(Source records)
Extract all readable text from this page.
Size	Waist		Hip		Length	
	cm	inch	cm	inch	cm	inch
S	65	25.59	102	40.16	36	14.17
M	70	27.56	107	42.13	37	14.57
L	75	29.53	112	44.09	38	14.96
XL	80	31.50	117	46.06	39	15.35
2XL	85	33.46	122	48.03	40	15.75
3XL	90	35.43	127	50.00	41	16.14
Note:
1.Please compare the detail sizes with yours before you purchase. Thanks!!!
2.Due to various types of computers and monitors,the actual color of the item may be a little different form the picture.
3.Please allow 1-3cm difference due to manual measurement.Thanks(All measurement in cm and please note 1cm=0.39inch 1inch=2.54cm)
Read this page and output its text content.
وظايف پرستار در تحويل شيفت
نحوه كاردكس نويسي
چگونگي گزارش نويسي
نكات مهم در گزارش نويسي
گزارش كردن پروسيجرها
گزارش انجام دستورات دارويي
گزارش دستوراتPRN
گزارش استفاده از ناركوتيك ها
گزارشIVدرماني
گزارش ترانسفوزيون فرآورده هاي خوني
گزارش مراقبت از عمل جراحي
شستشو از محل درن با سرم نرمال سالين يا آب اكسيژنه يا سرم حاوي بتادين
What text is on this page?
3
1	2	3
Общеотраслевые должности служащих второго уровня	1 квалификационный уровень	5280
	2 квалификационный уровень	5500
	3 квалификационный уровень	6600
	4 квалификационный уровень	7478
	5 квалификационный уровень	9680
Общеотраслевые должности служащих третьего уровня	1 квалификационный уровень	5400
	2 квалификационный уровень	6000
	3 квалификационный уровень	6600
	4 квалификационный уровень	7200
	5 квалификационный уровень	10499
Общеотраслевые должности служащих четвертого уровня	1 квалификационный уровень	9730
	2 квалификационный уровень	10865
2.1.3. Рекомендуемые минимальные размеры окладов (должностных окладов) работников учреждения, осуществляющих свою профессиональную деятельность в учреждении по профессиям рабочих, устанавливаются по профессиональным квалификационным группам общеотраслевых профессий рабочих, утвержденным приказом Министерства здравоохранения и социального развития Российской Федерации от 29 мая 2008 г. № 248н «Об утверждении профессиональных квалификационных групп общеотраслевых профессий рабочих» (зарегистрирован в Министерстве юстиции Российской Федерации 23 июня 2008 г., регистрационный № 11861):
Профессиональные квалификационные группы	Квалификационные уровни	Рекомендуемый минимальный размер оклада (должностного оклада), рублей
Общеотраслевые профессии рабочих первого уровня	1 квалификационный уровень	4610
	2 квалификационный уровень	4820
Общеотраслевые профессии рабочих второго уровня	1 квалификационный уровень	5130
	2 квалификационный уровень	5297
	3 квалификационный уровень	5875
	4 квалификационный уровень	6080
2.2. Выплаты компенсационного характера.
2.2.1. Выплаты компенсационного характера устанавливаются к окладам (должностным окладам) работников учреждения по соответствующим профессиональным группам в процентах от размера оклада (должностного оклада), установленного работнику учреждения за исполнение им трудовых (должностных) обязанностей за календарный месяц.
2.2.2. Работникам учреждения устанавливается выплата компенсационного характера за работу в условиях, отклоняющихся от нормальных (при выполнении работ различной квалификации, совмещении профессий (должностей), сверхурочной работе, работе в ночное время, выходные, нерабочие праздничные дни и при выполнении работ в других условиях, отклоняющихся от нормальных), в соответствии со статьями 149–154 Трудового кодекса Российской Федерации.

- _WHAT THIS TASK INVOLVES_
In the records above, locate the lines holding the word "второго". Copy each of them.

- _RESULT_
Общеотраслевые должности служащих второго уровня	1 квалификационный уровень	5280
Общеотраслевые профессии рабочих второго уровня	1 квалификационный уровень	5130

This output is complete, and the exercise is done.